Dataset excerpts:
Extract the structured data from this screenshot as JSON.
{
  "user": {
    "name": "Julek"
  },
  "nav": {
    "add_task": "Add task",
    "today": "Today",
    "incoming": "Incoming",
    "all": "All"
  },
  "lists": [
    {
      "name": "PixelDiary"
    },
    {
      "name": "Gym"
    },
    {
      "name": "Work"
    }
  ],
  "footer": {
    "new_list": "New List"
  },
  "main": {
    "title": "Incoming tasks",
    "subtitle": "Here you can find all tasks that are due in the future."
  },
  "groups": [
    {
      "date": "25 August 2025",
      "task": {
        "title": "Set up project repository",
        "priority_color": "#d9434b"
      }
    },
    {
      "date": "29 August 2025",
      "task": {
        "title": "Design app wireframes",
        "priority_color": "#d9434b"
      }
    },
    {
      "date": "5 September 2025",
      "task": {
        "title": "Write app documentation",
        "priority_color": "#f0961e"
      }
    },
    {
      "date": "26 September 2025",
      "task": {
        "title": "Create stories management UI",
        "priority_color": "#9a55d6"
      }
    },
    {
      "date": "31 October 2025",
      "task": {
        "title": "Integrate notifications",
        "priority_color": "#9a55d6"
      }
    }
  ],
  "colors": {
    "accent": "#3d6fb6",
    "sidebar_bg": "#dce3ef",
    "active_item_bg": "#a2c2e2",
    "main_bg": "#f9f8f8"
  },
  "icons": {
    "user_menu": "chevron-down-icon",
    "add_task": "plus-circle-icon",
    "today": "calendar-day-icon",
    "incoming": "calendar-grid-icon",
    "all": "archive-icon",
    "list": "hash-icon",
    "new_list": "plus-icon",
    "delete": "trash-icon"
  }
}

What this task involves: In the lines above, locate the string "tasks". Copy every line where it occurs.

Task response:
    "title": "Incoming tasks",
    "subtitle": "Here you can find all tasks that are due in the future."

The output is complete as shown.